_Work required_.
From the listing that follows, output everything exactly except the pictures.

_Input for this task_.
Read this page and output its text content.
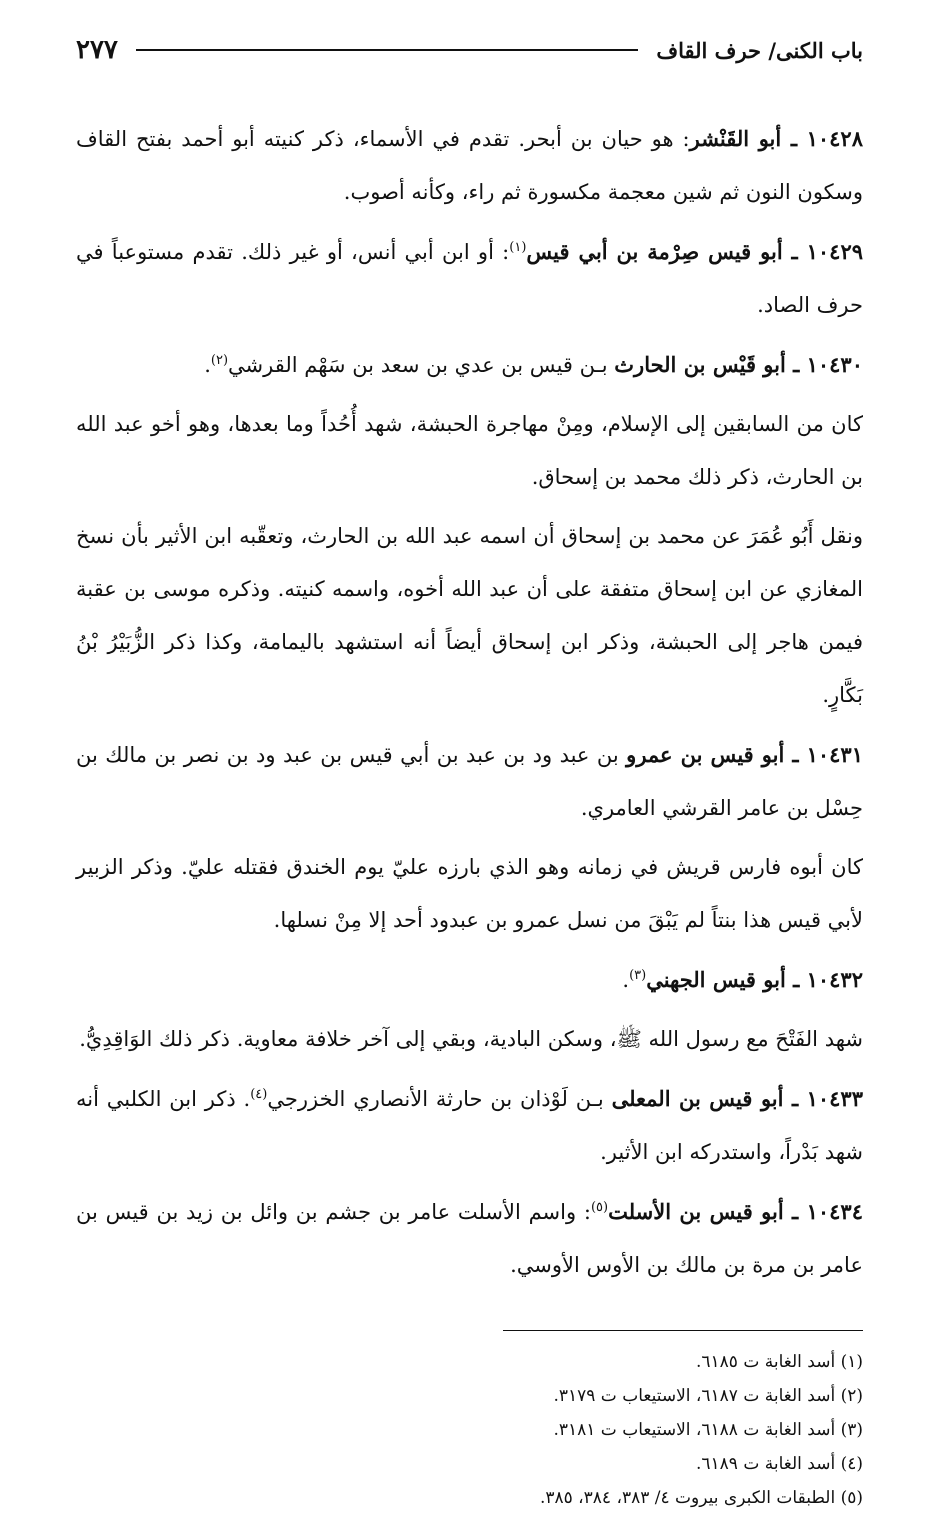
باب الكنى/ حرف القاف
٢٧٧

١٠٤٢٨ ـ أبو القَنْشر: هو حيان بن أبحر. تقدم في الأسماء، ذكر كنيته أبو أحمد بفتح القاف وسكون النون ثم شين معجمة مكسورة ثم راء، وكأنه أصوب.

١٠٤٢٩ ـ أبو قيس صِرْمة بن أبي قيس$^{(١)}$: أو ابن أبي أنس، أو غير ذلك. تقدم مستوعباً في حرف الصاد.

١٠٤٣٠ ـ أبو قَيْس بن الحارث بـن قيس بن عدي بن سعد بن سَهْم القرشي$^{(٢)}$.

كان من السابقين إلى الإسلام، ومِنْ مهاجرة الحبشة، شهد أُحُداً وما بعدها، وهو أخو عبد الله بن الحارث، ذكر ذلك محمد بن إسحاق.

ونقل أَبُو عُمَرَ عن محمد بن إسحاق أن اسمه عبد الله بن الحارث، وتعقّبه ابن الأثير بأن نسخ المغازي عن ابن إسحاق متفقة على أن عبد الله أخوه، واسمه كنيته. وذكره موسى بن عقبة فيمن هاجر إلى الحبشة، وذكر ابن إسحاق أيضاً أنه استشهد باليمامة، وكذا ذكر الزُّبَيْرُ بْنُ بَكَّارٍ.

١٠٤٣١ ـ أبو قيس بن عمرو بن عبد ود بن عبد بن أبي قيس بن عبد ود بن نصر بن مالك بن حِسْل بن عامر القرشي العامري.

كان أبوه فارس قريش في زمانه وهو الذي بارزه عليّ يوم الخندق فقتله عليّ. وذكر الزبير لأبي قيس هذا بنتاً لم يَبْقَ من نسل عمرو بن عبدود أحد إلا مِنْ نسلها.

١٠٤٣٢ ـ أبو قيس الجهني$^{(٣)}$.

شهد الفَتْحَ مع رسول الله ﷺ، وسكن البادية، وبقي إلى آخر خلافة معاوية. ذكر ذلك الوَاقِدِيُّ.

١٠٤٣٣ ـ أبو قيس بن المعلى بـن لَوْذان بن حارثة الأنصاري الخزرجي$^{(٤)}$. ذكر ابن الكلبي أنه شهد بَدْراً، واستدركه ابن الأثير.

١٠٤٣٤ ـ أبو قيس بن الأسلت$^{(٥)}$: واسم الأسلت عامر بن جشم بن وائل بن زيد بن قيس بن عامر بن مرة بن مالك بن الأوس الأوسي.

(١) أسد الغابة ت ٦١٨٥.

(٢) أسد الغابة ت ٦١٨٧، الاستيعاب ت ٣١٧٩.

(٣) أسد الغابة ت ٦١٨٨، الاستيعاب ت ٣١٨١.

(٤) أسد الغابة ت ٦١٨٩.

(٥) الطبقات الكبرى بيروت ٤/ ٣٨٣، ٣٨٤، ٣٨٥.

_Written solution_.
Read this page and output its text content.
باب الكنى/ حرف القاف
٢٧٧

١٠٤٢٨ ـ أبو القَنْشر: هو حيان بن أبحر. تقدم في الأسماء، ذكر كنيته أبو أحمد بفتح القاف وسكون النون ثم شين معجمة مكسورة ثم راء، وكأنه أصوب.

١٠٤٢٩ ـ أبو قيس صِرْمة بن أبي قيس$^{(١)}$: أو ابن أبي أنس، أو غير ذلك. تقدم مستوعباً في حرف الصاد.

١٠٤٣٠ ـ أبو قَيْس بن الحارث بـن قيس بن عدي بن سعد بن سَهْم القرشي$^{(٢)}$.

كان من السابقين إلى الإسلام، ومِنْ مهاجرة الحبشة، شهد أُحُداً وما بعدها، وهو أخو عبد الله بن الحارث، ذكر ذلك محمد بن إسحاق.

ونقل أَبُو عُمَرَ عن محمد بن إسحاق أن اسمه عبد الله بن الحارث، وتعقّبه ابن الأثير بأن نسخ المغازي عن ابن إسحاق متفقة على أن عبد الله أخوه، واسمه كنيته. وذكره موسى بن عقبة فيمن هاجر إلى الحبشة، وذكر ابن إسحاق أيضاً أنه استشهد باليمامة، وكذا ذكر الزُّبَيْرُ بْنُ بَكَّارٍ.

١٠٤٣١ ـ أبو قيس بن عمرو بن عبد ود بن عبد بن أبي قيس بن عبد ود بن نصر بن مالك بن حِسْل بن عامر القرشي العامري.

كان أبوه فارس قريش في زمانه وهو الذي بارزه عليّ يوم الخندق فقتله عليّ. وذكر الزبير لأبي قيس هذا بنتاً لم يَبْقَ من نسل عمرو بن عبدود أحد إلا مِنْ نسلها.

١٠٤٣٢ ـ أبو قيس الجهني$^{(٣)}$.

شهد الفَتْحَ مع رسول الله ﷺ، وسكن البادية، وبقي إلى آخر خلافة معاوية. ذكر ذلك الوَاقِدِيُّ.

١٠٤٣٣ ـ أبو قيس بن المعلى بـن لَوْذان بن حارثة الأنصاري الخزرجي$^{(٤)}$. ذكر ابن الكلبي أنه شهد بَدْراً، واستدركه ابن الأثير.

١٠٤٣٤ ـ أبو قيس بن الأسلت$^{(٥)}$: واسم الأسلت عامر بن جشم بن وائل بن زيد بن قيس بن عامر بن مرة بن مالك بن الأوس الأوسي.

(١) أسد الغابة ت ٦١٨٥.

(٢) أسد الغابة ت ٦١٨٧، الاستيعاب ت ٣١٧٩.

(٣) أسد الغابة ت ٦١٨٨، الاستيعاب ت ٣١٨١.

(٤) أسد الغابة ت ٦١٨٩.

(٥) الطبقات الكبرى بيروت ٤/ ٣٨٣، ٣٨٤، ٣٨٥.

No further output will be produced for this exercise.